- **本文抜粋**:
****************

こんにちは。ディープビジョン研究所です。
いつもお読みいただき、ありがとうございます。

今回、ブランド戦略コンサルタントの江上隆夫が
「ネット社会の宿題にどう立ち向かうか」
というテーマでお送りします。

 
それでは早速どうぞ!
 
 

 
 
若手の気鋭の評論家で宇野常寛さん
という方がいらっしゃいます。
    ↓
https://x.gd/mgdIK
 
 
来月あるイベントで
ご一緒することになったので、
宇野常寛さんの話題作
「庭の話」を読みました。
    ↓
https://x.gd/c8FBI

私が買った今年の7月時点で
8刷まで行っているので
この種の評論家系の本としては
かなり売れているのではないでしょうか。
 
 
雑誌「群像」に
2022年7月号~2024年1月号に
連載されたものをまとめた本で
昨年の12月に出版されています。

園芸の本と間違われそうな
タイトルですが。

内容は簡単に言うと
SNSなどの「評価と承認」に
侵された息苦しい私たちの社会に、
そうではない場所を
どこに、どうつくるのかという論考。

この「そうではない場所」が
「庭」というメタファーで
あらわされる場所なのですね。
 
 
最近、斎藤公平さんなどが
「コモンズ」つまり共同体の復権
を唱えています。

宇野さんはこの共同体回帰とでも
呼べそうな動きを批判していて
そこからこぼれ落ちる人も
ちゃんと存在できる場所として
「庭」を構想しています。

****************

- **提供データ**:
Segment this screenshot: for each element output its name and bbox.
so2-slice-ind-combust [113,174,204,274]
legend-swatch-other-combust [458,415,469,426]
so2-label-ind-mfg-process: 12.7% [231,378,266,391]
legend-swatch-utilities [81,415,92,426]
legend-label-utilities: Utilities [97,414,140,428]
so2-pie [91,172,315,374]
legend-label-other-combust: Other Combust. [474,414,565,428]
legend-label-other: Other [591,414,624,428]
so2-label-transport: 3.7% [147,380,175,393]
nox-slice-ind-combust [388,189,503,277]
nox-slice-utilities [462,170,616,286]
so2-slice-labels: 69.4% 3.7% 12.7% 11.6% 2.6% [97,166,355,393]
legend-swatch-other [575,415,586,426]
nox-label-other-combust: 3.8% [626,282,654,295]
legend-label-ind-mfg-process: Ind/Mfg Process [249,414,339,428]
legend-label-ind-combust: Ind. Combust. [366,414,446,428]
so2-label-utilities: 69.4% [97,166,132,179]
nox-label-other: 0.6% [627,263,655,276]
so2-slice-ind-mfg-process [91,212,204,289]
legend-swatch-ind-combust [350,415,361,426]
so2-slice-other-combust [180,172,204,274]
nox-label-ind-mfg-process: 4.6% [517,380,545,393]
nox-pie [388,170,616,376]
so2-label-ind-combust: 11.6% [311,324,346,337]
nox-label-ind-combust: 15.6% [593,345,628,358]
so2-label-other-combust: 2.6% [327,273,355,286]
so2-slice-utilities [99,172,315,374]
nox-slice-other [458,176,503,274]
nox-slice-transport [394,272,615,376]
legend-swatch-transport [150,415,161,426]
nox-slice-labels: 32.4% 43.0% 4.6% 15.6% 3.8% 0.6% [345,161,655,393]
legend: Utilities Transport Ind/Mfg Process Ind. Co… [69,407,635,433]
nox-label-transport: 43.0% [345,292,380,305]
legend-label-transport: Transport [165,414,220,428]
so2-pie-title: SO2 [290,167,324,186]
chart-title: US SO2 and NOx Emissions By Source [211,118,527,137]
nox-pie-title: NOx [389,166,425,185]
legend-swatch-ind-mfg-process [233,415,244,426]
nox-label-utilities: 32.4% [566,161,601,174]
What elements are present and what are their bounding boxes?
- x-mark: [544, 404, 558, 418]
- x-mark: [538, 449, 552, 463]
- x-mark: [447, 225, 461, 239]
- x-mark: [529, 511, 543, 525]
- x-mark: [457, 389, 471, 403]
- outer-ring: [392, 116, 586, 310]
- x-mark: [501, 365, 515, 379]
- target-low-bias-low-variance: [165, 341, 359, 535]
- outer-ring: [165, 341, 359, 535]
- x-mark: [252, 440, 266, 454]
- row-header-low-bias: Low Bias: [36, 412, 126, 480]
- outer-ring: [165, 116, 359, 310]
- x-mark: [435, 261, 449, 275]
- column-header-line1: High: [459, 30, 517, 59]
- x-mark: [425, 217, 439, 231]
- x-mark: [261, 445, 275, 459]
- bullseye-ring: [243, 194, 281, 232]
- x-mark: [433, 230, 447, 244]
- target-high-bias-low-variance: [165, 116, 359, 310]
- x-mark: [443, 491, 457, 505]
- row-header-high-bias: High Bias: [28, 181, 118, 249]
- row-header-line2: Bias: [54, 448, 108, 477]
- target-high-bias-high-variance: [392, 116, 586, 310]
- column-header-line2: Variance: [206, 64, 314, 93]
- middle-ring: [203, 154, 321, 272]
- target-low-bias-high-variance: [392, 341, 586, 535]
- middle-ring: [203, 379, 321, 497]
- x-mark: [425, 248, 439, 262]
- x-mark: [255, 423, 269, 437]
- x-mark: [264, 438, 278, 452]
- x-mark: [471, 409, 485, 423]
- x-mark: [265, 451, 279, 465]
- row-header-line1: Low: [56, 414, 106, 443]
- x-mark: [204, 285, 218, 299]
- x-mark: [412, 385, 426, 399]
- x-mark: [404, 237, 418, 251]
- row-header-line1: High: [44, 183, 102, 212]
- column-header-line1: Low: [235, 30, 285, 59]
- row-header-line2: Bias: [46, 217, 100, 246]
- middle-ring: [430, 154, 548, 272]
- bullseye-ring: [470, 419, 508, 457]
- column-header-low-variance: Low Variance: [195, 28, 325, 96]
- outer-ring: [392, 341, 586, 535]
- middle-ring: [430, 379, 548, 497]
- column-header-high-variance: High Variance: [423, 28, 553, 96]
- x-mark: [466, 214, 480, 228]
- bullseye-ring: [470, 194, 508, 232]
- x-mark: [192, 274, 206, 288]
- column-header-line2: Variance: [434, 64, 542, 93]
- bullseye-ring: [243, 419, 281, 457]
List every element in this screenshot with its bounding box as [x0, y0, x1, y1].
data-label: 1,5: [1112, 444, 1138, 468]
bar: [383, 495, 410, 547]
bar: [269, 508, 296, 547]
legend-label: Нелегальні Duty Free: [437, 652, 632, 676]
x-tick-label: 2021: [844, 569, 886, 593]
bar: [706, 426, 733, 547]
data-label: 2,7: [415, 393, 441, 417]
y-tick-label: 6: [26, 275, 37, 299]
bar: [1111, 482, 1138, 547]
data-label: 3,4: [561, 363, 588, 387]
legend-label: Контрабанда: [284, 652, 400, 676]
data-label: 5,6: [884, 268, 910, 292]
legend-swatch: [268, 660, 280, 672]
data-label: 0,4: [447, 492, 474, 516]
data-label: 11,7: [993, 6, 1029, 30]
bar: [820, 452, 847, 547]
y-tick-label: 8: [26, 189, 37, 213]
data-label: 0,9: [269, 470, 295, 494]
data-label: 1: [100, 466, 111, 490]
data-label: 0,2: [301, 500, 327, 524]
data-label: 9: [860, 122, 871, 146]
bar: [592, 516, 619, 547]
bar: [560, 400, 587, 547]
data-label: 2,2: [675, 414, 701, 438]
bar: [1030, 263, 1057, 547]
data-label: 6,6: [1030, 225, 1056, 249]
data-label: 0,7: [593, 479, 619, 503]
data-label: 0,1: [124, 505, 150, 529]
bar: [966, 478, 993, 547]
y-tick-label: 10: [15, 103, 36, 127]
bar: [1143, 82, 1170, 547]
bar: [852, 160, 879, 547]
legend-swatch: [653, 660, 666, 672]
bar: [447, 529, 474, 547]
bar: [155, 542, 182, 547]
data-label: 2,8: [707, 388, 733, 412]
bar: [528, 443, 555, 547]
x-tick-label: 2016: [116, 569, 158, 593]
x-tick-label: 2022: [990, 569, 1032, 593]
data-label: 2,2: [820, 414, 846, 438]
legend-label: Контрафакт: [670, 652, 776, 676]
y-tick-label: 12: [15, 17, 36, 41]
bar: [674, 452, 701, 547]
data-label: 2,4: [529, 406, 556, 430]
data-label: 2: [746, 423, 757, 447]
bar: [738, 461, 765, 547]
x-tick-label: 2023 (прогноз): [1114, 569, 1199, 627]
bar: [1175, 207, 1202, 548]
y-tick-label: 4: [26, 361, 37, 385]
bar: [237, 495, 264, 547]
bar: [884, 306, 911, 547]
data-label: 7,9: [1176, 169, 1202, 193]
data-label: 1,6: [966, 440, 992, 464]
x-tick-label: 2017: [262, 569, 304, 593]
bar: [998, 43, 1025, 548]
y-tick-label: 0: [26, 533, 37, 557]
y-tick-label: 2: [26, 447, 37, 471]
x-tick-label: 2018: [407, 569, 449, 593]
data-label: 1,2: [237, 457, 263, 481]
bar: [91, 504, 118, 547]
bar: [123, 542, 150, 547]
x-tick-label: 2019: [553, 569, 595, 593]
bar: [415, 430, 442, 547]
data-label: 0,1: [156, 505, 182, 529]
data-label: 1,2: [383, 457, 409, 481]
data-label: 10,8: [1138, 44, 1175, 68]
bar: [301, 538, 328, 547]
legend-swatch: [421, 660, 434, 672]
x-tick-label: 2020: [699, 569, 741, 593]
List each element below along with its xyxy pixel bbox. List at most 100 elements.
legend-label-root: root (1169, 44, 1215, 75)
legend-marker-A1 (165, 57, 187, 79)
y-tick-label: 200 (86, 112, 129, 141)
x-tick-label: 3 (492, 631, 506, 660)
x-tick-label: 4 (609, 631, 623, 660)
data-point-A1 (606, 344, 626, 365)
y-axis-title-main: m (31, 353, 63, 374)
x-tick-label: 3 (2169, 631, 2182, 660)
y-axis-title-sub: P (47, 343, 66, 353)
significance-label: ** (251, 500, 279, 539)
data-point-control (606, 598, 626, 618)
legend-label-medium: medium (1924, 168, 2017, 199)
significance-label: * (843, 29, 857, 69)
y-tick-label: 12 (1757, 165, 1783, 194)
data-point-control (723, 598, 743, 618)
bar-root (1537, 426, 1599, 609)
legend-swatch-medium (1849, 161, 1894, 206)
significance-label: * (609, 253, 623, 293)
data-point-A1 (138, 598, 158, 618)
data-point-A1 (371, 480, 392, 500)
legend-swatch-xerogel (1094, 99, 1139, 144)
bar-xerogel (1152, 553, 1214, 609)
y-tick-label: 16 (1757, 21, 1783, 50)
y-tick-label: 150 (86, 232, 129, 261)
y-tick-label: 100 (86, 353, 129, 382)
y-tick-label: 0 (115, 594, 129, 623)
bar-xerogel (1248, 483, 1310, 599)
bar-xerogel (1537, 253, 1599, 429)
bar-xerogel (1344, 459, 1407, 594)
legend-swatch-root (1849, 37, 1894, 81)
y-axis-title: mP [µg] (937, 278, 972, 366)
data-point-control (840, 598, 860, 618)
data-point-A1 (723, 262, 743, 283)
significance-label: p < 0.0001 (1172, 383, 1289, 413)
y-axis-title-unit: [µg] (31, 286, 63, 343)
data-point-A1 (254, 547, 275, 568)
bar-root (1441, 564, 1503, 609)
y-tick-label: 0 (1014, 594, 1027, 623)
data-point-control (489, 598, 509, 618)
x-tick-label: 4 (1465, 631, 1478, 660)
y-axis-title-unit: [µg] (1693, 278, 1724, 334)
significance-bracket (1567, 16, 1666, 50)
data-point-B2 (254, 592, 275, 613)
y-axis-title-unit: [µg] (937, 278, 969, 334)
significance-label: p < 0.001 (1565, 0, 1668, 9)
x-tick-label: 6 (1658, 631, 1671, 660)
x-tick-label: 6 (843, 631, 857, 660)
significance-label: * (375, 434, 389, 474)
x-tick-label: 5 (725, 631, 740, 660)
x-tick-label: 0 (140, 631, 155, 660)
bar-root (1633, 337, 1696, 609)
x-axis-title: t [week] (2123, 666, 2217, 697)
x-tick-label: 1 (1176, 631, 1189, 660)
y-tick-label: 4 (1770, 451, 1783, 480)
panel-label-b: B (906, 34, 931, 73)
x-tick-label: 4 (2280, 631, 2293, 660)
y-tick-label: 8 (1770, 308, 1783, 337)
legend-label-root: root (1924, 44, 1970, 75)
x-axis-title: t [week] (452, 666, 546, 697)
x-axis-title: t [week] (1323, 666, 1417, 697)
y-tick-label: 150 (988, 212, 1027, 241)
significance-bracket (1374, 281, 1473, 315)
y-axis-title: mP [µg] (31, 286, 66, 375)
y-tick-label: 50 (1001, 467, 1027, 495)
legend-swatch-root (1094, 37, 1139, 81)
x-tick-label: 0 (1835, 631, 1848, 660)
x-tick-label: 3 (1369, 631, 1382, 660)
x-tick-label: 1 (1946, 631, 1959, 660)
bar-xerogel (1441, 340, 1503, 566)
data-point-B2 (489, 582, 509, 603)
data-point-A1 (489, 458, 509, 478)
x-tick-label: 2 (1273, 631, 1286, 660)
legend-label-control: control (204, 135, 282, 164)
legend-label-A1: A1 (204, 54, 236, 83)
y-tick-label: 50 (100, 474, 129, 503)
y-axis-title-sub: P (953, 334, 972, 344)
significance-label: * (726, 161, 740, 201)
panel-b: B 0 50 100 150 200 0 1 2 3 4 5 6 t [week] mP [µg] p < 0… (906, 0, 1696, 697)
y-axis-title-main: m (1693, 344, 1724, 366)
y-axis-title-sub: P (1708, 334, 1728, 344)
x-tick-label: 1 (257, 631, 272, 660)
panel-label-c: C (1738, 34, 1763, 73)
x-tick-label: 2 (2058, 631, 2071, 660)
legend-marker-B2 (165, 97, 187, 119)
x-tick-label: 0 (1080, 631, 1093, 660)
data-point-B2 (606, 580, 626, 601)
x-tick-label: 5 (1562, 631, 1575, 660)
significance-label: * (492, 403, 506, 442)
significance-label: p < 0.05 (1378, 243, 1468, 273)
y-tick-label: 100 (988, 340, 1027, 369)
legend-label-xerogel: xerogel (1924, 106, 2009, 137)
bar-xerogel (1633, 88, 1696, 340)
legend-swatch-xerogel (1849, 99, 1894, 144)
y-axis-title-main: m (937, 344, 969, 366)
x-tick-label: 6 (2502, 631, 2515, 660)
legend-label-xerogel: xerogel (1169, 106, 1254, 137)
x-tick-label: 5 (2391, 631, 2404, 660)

****************

- **課題内容 1**: 「庭の話」の紹介文によると、この本のもとになった連載はどの雑誌に載っていましたか。
- **課題内容 2**: 「庭の話」の紹介文に名前が出てくる人物を、すべて挙げてください。
- **課題内容 3**: 「庭の話」の紹介文を、最後の文の後から書き継いでください。

- **解答 1**: 雑誌「群像」です。

- **解答 2**: 江上隆夫、宇野常寛、斎藤公平

- **解答 3**:
なかなか面白い本で
「思考の推理小説」とでも
呼べそうなくらい
宇野さんの思考の組み立てを
スリリングに追うことができます。

内容はダイジェストが面倒なので
読んでください(笑)
 
 
今日のメルマガは
宇野さんの「庭の話」を紹介しつつ
もうひとつテーマがあって。
 
それはアマゾンのレビューについて、です。

アマゾンレビューは
私も著者のはしくれなので
読むことも多いのです。

自著のもの、ボロクソに
けなされたもの傷つきながら読みます(笑)

全体に、つまり★5つから★1つまで
ざっと読むと見当違いやあてこすりなど
いろいろなものが混じって読めないものも多い。
 
 
この「庭の話」の
アマゾンレビューで感心したのが
★5つから★1つまで、それぞれ
かなりまともなものが揃っていることでした。

これはちょっと驚きでした。
 
すべてのレビューを読んだわけではないので
断言はできませんが、
★1つとしているものの中にも
有用で的を射ている意見がありました。

これはなかなか稀有なことです。

宇野さんが良い読者層を
得ているからかもしれません。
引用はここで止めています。